===== Supplied data
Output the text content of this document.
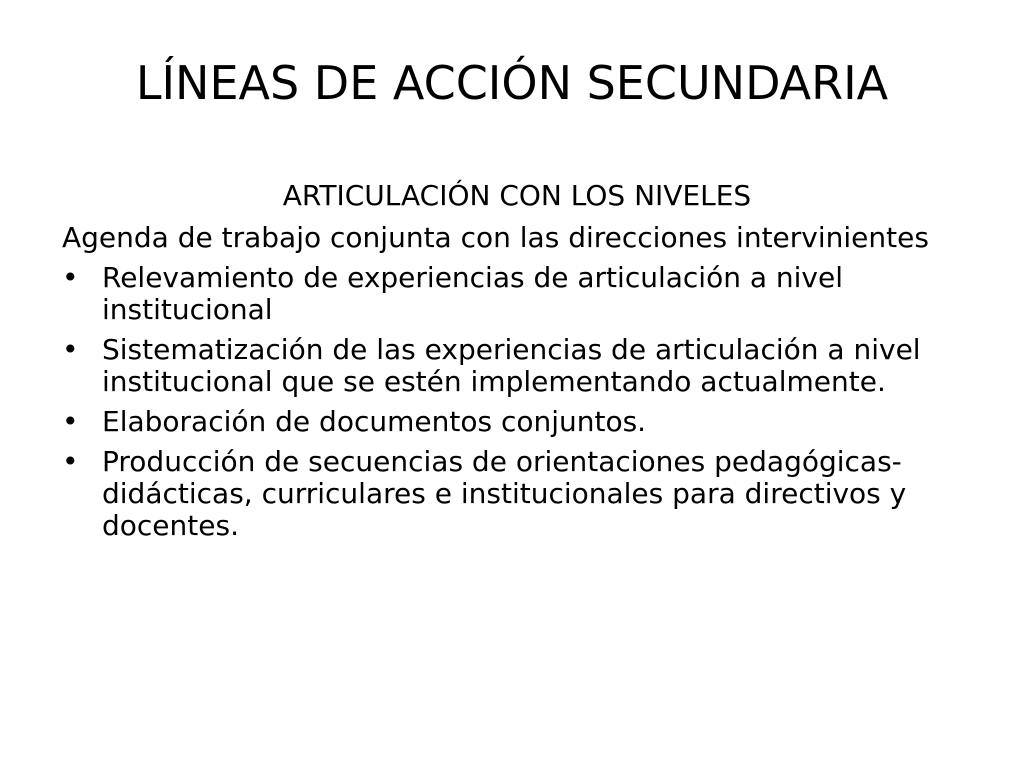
LÍNEAS DE ACCIÓN SECUNDARIA

ARTICULACIÓN CON LOS NIVELES

Agenda de trabajo conjunta con las direcciones intervinientes

• Relevamiento de experiencias de articulación a nivel institucional
• Sistematización de las experiencias de articulación a nivel institucional que se estén implementando actualmente.
• Elaboración de documentos conjuntos.
• Producción de secuencias de orientaciones pedagógicas-didácticas, curriculares e institucionales para directivos y docentes.
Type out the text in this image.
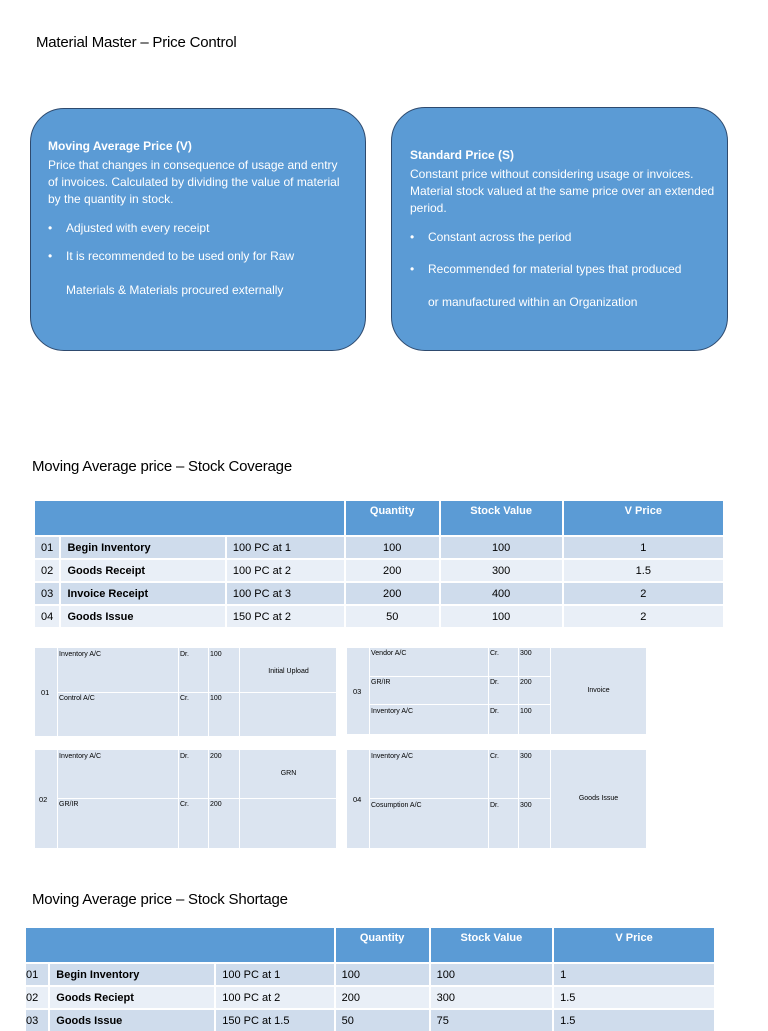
Material Master – Price Control
Moving Average Price (V)
Price that changes in consequence of usage and entry of invoices. Calculated by dividing the value of material by the quantity in stock.
• Adjusted with every receipt
• It is recommended to be used only for Raw
Materials & Materials procured externally
Standard Price (S)
Constant price without considering usage or invoices. Material stock valued at the same price over an extended period.
• Constant across the period
• Recommended for material types that produced
or manufactured within an Organization
Moving Average price – Stock Coverage
			Quantity	Stock Value	V Price
01	Begin Inventory	100 PC at 1	100	100	1
02	Goods Receipt	100 PC at 2	200	300	1.5
03	Invoice Receipt	100 PC at 3	200	400	2
04	Goods Issue	150 PC at 2	50	100	2
01
Inventory A/C	Dr.	100
Control A/C	Cr.	100
Initial Upload
03
Vendor A/C	Cr.	300
GR/IR	Dr.	200
Inventory A/C	Dr.	100
Invoice
02
Inventory A/C	Dr.	200
GR/IR	Cr.	200
GRN
04
Inventory A/C	Cr.	300
Cosumption A/C	Dr.	300
Goods Issue
Moving Average price – Stock Shortage
			Quantity	Stock Value	V Price
01	Begin Inventory	100 PC at 1	100	100	1
02	Goods Reciept	100 PC at 2	200	300	1.5
03	Goods Issue	150 PC at 1.5	50	75	1.5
==========
* **Stated goal**: Quote the records above in full, dropping each picture.

* **Response to the task**:
Output the text content of this document.
LÍNEAS DE ACCIÓN SECUNDARIA

ARTICULACIÓN CON LOS NIVELES

Agenda de trabajo conjunta con las direcciones intervinientes

• Relevamiento de experiencias de articulación a nivel institucional
• Sistematización de las experiencias de articulación a nivel institucional que se estén implementando actualmente.
• Elaboración de documentos conjuntos.
• Producción de secuencias de orientaciones pedagógicas-didácticas, curriculares e institucionales para directivos y docentes.
Type out the text in this image.
Material Master – Price Control
Moving Average Price (V)
Price that changes in consequence of usage and entry of invoices. Calculated by dividing the value of material by the quantity in stock.
• Adjusted with every receipt
• It is recommended to be used only for Raw
Materials & Materials procured externally
Standard Price (S)
Constant price without considering usage or invoices. Material stock valued at the same price over an extended period.
• Constant across the period
• Recommended for material types that produced
or manufactured within an Organization
Moving Average price – Stock Coverage
			Quantity	Stock Value	V Price
01	Begin Inventory	100 PC at 1	100	100	1
02	Goods Receipt	100 PC at 2	200	300	1.5
03	Invoice Receipt	100 PC at 3	200	400	2
04	Goods Issue	150 PC at 2	50	100	2
01
Inventory A/C	Dr.	100
Control A/C	Cr.	100
Initial Upload
03
Vendor A/C	Cr.	300
GR/IR	Dr.	200
Inventory A/C	Dr.	100
Invoice
02
Inventory A/C	Dr.	200
GR/IR	Cr.	200
GRN
04
Inventory A/C	Cr.	300
Cosumption A/C	Dr.	300
Goods Issue
Moving Average price – Stock Shortage
			Quantity	Stock Value	V Price
01	Begin Inventory	100 PC at 1	100	100	1
02	Goods Reciept	100 PC at 2	200	300	1.5
03	Goods Issue	150 PC at 1.5	50	75	1.5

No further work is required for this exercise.